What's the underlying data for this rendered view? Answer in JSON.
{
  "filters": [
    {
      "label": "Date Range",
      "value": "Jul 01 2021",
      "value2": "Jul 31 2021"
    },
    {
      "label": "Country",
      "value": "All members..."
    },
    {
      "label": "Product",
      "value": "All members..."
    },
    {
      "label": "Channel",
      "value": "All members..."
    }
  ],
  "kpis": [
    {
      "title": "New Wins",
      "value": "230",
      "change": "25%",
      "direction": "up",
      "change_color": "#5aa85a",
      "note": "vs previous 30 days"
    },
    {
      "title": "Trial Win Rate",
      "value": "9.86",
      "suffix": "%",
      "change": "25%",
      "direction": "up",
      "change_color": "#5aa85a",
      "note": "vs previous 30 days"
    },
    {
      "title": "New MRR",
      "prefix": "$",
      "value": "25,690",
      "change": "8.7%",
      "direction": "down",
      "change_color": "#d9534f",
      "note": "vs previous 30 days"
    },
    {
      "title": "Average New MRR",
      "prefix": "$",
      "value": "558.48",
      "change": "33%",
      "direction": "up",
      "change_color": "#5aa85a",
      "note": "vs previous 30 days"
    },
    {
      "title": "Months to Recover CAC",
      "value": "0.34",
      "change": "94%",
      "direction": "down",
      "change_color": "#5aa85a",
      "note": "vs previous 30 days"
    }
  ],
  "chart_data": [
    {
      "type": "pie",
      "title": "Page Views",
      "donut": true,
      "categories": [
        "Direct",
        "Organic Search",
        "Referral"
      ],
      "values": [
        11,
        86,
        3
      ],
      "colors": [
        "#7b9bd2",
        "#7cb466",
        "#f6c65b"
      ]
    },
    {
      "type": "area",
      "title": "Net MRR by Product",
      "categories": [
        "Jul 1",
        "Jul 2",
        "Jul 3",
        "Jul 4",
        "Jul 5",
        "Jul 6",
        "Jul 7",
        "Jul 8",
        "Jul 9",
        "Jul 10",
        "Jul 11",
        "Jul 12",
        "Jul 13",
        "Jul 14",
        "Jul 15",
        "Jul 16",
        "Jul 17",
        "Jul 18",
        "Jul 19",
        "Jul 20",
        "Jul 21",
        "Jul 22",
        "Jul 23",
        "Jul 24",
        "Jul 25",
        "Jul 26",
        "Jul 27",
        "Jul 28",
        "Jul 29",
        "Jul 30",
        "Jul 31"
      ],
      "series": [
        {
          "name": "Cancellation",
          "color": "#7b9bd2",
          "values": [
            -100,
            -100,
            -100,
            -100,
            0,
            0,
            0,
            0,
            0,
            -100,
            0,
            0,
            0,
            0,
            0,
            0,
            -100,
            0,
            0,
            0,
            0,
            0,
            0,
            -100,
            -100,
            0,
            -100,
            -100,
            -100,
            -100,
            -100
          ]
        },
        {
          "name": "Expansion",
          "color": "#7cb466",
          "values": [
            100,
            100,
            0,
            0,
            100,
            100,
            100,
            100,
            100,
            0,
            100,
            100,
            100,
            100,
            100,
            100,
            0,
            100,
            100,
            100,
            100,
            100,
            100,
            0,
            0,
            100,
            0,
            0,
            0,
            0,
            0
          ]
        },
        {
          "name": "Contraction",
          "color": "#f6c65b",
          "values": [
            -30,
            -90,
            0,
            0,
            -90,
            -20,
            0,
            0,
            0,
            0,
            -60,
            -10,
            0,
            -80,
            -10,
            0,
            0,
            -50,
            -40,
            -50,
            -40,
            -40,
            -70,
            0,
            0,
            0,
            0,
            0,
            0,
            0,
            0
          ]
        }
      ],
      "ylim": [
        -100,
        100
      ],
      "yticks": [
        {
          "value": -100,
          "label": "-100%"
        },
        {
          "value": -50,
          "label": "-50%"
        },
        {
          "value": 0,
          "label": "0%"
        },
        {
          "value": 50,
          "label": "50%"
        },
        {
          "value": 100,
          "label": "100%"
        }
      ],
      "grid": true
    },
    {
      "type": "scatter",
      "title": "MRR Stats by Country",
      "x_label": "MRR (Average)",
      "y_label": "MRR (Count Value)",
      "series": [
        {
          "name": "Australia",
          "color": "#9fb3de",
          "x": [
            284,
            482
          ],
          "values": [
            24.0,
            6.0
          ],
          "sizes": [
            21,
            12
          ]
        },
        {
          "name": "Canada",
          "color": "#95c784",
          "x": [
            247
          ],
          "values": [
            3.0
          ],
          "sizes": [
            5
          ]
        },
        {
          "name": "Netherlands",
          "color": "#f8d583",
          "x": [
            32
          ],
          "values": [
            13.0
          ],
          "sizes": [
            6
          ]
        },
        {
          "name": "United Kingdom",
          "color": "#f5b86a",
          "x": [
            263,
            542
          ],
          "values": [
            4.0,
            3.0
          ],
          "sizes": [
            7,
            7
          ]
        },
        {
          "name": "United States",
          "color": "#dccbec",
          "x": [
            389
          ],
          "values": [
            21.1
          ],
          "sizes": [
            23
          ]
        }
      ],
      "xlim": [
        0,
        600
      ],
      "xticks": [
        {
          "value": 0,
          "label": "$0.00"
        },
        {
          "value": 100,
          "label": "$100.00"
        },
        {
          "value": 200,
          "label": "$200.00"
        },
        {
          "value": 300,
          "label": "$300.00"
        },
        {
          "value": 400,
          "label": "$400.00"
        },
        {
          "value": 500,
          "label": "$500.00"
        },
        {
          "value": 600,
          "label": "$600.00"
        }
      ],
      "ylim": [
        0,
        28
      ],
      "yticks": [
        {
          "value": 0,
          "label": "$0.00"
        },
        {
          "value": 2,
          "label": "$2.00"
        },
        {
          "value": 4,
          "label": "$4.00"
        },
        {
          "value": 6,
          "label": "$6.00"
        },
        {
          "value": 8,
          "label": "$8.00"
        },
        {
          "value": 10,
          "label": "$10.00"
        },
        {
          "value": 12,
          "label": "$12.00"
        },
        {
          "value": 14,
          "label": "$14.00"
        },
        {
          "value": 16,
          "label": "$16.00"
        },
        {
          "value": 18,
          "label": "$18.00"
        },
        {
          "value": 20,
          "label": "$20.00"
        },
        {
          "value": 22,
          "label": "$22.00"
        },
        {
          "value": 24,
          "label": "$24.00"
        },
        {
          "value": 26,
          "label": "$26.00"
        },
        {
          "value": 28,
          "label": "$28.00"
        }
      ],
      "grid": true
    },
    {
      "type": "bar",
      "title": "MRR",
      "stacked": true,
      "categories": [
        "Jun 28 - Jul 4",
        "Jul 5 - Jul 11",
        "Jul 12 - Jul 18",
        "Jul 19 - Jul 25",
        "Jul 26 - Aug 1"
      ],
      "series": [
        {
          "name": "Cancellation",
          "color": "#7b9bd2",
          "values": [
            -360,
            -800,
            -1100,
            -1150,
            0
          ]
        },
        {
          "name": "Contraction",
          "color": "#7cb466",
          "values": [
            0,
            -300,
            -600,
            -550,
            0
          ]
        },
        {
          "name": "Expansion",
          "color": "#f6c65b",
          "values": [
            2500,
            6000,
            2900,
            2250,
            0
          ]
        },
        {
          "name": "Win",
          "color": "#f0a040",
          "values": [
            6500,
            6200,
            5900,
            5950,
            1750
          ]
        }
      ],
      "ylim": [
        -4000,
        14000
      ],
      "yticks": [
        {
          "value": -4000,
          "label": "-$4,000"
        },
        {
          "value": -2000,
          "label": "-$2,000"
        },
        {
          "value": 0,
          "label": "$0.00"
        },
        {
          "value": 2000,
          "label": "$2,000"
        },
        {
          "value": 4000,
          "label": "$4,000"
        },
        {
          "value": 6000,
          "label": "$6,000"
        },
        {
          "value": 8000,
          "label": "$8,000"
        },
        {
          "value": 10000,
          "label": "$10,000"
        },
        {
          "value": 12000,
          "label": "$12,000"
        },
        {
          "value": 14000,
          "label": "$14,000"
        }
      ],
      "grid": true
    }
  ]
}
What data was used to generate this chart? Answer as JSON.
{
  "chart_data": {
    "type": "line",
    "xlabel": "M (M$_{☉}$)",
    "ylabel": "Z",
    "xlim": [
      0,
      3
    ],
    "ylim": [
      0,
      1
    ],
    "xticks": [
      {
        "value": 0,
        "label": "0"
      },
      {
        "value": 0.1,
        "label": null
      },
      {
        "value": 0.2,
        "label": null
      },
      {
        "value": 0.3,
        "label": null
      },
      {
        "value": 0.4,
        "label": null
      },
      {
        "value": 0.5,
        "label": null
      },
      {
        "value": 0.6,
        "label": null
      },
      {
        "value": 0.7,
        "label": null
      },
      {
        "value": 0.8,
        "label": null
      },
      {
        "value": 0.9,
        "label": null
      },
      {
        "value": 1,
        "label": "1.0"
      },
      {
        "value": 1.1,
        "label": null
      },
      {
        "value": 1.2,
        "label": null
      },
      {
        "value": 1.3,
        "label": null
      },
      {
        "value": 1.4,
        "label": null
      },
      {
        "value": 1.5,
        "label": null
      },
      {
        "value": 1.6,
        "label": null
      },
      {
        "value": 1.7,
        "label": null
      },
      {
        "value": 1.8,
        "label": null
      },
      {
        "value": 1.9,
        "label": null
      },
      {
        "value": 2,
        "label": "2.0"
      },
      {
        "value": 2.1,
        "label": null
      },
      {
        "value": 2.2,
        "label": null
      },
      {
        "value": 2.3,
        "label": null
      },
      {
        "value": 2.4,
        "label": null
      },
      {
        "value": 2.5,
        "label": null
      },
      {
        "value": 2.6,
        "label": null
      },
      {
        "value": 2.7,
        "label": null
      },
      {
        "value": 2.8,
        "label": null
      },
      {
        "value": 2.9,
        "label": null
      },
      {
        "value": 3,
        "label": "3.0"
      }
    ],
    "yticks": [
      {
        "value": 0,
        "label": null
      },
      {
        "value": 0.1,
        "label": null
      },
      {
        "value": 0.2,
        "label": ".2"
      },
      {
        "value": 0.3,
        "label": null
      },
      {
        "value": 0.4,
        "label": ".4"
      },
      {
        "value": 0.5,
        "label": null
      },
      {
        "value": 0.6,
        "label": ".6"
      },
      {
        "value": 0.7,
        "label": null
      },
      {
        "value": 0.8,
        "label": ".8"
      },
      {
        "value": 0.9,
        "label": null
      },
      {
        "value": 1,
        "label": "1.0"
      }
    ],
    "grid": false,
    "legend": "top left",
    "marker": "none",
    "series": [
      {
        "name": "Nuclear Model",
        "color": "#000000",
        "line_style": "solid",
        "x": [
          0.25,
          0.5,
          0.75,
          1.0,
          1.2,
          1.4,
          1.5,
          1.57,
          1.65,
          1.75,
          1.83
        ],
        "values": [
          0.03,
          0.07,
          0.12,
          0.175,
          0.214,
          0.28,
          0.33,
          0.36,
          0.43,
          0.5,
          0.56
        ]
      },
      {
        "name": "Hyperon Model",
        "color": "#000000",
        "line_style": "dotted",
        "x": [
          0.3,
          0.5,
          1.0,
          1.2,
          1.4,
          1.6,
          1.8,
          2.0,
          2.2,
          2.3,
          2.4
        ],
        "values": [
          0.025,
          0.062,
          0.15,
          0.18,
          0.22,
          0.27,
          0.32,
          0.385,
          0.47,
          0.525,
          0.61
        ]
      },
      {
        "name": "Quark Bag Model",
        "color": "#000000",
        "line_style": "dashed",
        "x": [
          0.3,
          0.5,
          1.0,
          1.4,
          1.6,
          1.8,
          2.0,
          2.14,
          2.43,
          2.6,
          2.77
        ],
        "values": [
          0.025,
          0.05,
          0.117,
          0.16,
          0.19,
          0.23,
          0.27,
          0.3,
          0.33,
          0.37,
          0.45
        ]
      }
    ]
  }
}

------------------------------------------------------------------------

Search the records for the word "Answer". Copy every line that has it.

What's the underlying data for this rendered view? Answer in JSON.
What data was used to generate this chart? Answer as JSON.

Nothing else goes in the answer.